** TASK OBJECTIVE **
Show, in full, each line of the data that contains "Supremo".

** LISTED ENTRIES **
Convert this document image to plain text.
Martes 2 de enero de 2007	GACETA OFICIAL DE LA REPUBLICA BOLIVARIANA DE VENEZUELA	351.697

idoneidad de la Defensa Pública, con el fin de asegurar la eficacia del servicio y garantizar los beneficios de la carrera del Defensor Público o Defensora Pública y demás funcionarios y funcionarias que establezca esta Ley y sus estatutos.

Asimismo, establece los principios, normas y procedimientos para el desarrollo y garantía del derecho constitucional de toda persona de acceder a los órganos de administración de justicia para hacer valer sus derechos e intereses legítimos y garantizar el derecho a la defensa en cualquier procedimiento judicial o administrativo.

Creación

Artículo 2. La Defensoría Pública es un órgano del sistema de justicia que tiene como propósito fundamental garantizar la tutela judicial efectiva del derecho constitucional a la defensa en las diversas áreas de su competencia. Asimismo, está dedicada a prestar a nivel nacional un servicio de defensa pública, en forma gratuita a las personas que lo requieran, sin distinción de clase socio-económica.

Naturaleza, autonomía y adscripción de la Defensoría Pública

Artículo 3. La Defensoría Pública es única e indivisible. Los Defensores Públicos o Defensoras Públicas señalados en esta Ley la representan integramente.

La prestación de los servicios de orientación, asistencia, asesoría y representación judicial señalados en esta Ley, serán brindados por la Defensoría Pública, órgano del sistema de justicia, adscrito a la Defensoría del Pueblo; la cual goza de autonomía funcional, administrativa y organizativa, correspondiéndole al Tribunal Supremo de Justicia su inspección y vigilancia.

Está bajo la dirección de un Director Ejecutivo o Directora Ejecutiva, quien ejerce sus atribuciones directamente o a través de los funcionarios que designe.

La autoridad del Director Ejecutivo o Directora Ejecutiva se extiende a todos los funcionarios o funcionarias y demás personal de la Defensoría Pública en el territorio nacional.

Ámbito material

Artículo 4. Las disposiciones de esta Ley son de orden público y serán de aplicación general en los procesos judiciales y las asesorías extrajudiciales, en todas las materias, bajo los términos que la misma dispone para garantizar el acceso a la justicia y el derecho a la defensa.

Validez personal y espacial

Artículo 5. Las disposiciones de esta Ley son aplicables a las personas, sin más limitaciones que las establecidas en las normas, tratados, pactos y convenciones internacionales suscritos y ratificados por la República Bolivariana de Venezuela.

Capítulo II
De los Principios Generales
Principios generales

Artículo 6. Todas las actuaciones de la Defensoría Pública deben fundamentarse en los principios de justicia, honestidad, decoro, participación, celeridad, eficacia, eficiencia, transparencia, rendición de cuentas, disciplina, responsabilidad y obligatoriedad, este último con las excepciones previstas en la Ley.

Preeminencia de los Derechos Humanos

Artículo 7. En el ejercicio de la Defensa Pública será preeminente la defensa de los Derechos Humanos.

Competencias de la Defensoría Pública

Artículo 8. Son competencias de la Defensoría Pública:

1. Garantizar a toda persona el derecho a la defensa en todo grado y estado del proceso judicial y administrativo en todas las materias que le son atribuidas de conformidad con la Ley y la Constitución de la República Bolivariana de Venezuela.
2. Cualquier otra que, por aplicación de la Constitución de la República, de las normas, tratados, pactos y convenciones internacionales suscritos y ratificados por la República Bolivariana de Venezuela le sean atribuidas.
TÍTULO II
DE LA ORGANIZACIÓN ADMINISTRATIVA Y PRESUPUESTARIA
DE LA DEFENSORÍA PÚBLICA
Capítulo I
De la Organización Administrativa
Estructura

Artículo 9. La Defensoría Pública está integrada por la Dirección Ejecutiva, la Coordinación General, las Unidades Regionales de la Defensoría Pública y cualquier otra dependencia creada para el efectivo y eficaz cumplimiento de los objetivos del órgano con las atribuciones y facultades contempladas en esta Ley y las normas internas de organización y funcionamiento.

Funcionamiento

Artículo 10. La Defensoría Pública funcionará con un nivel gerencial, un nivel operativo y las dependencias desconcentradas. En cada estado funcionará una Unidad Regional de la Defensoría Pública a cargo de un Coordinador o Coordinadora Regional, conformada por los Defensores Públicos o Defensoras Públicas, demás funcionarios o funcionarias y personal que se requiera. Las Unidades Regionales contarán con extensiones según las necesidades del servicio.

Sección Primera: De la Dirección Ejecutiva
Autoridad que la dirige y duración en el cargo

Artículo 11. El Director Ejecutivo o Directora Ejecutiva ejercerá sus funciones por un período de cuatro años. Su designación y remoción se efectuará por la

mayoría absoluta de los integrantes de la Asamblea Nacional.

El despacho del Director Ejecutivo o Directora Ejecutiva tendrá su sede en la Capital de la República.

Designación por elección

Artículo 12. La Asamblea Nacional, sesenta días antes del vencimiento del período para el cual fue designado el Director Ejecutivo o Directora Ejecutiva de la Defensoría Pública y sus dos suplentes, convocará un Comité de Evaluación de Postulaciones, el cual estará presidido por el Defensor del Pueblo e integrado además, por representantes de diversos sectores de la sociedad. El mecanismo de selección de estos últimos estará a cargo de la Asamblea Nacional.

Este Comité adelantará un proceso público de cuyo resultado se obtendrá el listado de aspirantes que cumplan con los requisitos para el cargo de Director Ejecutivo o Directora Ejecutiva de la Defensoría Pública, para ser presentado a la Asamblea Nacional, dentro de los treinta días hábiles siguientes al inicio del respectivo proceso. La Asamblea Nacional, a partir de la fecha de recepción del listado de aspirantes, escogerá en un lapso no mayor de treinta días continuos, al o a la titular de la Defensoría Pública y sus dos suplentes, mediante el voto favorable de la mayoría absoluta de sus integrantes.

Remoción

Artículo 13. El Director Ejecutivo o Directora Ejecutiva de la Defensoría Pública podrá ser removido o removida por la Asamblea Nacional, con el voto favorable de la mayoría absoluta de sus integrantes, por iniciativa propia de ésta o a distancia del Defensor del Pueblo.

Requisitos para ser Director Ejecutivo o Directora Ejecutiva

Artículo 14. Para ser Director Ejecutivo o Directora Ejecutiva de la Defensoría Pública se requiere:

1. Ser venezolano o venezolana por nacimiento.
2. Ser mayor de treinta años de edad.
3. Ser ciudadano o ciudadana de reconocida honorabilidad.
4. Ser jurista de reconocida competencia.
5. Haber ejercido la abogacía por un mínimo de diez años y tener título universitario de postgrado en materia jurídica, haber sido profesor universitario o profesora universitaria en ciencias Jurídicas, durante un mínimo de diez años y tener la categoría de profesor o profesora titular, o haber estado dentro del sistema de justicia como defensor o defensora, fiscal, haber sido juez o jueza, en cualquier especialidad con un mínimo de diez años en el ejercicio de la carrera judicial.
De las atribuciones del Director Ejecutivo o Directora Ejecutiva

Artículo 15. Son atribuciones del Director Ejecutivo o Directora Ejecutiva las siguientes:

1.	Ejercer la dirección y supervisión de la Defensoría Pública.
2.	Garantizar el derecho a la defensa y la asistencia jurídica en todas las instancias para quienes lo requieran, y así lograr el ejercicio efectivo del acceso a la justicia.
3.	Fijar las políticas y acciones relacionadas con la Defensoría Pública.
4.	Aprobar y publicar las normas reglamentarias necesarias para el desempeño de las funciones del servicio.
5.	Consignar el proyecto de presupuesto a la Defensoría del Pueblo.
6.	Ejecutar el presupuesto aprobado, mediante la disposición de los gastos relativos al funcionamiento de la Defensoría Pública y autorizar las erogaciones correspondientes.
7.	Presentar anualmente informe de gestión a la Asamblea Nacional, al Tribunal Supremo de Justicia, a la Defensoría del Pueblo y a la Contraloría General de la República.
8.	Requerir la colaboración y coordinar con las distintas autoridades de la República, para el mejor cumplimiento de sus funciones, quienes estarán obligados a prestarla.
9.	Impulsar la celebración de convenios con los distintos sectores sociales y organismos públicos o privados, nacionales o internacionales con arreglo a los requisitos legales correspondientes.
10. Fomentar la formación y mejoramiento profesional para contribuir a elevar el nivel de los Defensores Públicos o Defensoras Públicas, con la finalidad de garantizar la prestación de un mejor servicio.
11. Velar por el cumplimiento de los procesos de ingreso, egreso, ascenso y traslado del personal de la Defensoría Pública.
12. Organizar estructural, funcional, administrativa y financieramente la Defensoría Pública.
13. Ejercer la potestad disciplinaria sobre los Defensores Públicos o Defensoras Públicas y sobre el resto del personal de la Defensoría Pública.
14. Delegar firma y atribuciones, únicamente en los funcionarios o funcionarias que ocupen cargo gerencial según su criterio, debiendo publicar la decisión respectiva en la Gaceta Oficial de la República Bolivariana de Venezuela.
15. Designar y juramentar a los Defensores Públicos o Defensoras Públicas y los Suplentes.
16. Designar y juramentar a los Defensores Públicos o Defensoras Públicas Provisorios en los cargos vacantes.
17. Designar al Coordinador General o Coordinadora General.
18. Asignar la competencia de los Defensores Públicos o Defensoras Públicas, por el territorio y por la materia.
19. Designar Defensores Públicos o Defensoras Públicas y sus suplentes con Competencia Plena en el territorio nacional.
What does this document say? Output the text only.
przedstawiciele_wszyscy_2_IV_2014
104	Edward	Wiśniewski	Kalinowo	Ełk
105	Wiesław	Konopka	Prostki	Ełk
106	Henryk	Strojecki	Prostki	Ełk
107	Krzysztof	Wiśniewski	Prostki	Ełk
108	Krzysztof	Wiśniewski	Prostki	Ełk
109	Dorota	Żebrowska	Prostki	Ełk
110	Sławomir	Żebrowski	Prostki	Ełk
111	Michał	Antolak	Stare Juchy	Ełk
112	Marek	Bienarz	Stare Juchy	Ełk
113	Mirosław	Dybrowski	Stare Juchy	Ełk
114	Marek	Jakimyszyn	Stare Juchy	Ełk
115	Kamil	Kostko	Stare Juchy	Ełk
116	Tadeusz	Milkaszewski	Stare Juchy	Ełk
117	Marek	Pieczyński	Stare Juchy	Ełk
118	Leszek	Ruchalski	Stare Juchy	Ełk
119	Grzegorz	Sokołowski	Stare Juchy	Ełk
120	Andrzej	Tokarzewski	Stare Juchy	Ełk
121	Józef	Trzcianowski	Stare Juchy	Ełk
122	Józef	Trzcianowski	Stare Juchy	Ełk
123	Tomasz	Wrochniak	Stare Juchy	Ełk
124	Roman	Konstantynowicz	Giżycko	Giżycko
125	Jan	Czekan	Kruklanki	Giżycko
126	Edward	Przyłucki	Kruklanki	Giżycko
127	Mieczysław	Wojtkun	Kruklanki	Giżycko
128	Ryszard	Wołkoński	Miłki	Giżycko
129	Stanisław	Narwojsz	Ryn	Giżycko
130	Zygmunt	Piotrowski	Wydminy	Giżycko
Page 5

** TASK ANSWER **
La prestación de los servicios de orientación, asistencia, asesoría y representación judicial señalados en esta Ley, serán brindados por la Defensoría Pública, órgano del sistema de justicia, adscrito a la Defensoría del Pueblo; la cual goza de autonomía funcional, administrativa y organizativa, correspondiéndole al Tribunal Supremo de Justicia su inspección y vigilancia.
7.	Presentar anualmente informe de gestión a la Asamblea Nacional, al Tribunal Supremo de Justicia, a la Defensoría del Pueblo y a la Contraloría General de la República.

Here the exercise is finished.